— START RAW DATA —

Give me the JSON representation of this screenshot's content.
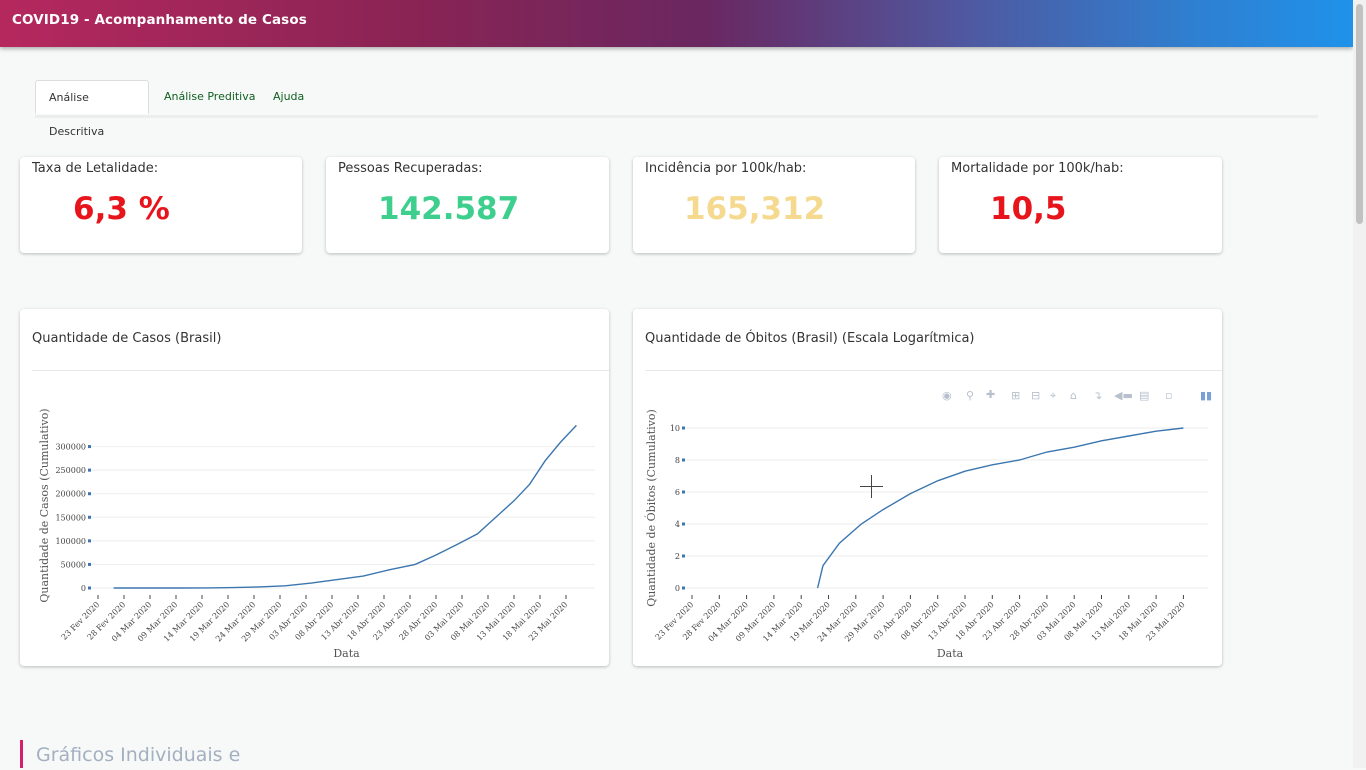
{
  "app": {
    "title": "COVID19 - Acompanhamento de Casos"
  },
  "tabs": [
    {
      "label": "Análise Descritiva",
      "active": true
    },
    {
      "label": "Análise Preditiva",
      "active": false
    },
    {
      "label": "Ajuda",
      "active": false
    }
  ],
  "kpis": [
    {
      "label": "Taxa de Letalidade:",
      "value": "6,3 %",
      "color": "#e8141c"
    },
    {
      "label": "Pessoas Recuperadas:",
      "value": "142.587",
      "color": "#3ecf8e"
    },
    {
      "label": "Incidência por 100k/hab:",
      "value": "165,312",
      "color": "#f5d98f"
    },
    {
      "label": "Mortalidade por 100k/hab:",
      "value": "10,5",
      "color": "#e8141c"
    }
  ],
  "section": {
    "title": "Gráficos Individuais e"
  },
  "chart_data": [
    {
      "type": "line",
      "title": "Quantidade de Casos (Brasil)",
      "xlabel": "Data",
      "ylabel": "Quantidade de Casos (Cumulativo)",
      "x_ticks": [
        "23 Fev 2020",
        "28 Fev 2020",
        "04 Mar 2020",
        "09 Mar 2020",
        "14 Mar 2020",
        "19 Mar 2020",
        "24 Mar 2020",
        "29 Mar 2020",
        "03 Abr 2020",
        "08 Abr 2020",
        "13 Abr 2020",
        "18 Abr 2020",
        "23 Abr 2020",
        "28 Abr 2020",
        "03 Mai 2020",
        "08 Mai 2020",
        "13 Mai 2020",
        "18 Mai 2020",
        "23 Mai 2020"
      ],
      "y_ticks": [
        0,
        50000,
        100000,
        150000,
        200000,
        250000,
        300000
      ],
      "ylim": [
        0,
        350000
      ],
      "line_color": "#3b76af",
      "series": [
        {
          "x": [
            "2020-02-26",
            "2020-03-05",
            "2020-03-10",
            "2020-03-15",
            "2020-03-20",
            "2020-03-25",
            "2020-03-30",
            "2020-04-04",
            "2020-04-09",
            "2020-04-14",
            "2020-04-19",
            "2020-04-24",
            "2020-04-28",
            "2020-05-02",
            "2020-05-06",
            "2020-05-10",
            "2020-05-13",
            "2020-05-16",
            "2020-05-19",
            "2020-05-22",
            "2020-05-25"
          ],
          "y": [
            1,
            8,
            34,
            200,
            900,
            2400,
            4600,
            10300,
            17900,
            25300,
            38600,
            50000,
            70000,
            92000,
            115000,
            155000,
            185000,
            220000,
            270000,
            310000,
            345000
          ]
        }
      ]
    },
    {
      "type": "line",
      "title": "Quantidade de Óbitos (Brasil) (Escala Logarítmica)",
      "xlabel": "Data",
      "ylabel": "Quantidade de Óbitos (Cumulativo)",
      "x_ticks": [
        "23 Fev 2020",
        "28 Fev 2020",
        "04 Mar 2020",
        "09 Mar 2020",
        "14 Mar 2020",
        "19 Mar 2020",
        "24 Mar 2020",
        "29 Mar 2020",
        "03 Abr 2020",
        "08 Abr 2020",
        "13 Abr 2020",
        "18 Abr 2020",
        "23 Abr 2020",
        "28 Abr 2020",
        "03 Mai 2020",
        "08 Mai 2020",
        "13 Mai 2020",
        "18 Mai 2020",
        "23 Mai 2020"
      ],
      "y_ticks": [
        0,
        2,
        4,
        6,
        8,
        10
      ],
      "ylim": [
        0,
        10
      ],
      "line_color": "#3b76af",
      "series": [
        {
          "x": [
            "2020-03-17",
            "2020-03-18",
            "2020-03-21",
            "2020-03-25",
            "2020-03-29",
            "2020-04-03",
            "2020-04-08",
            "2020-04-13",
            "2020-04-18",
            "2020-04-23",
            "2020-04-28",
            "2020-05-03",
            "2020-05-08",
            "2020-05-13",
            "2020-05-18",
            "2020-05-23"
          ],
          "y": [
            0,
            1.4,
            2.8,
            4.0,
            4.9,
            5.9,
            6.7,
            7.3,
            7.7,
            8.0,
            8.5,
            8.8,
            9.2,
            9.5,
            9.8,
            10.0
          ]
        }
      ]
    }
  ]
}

— END RAW DATA —
— START RAW DATA —

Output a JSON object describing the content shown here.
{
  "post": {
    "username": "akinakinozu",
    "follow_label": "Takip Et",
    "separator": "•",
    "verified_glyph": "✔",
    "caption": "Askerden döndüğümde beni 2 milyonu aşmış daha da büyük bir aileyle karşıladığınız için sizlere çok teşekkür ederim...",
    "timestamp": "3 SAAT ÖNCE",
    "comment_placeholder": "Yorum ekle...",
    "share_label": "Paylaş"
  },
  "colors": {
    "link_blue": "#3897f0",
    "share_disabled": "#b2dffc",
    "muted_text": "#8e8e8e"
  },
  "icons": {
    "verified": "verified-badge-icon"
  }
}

— END RAW DATA —

> **WORK TO BE COMPLETED**:
Locate all lines in the listing above with the word "title". Copy them.

> **THE REPLY**:
    "title": "COVID19 - Acompanhamento de Casos"
    "title": "Gráficos Individuais e"
      "title": "Quantidade de Casos (Brasil)",
      "title": "Quantidade de Óbitos (Brasil) (Escala Logarítmica)",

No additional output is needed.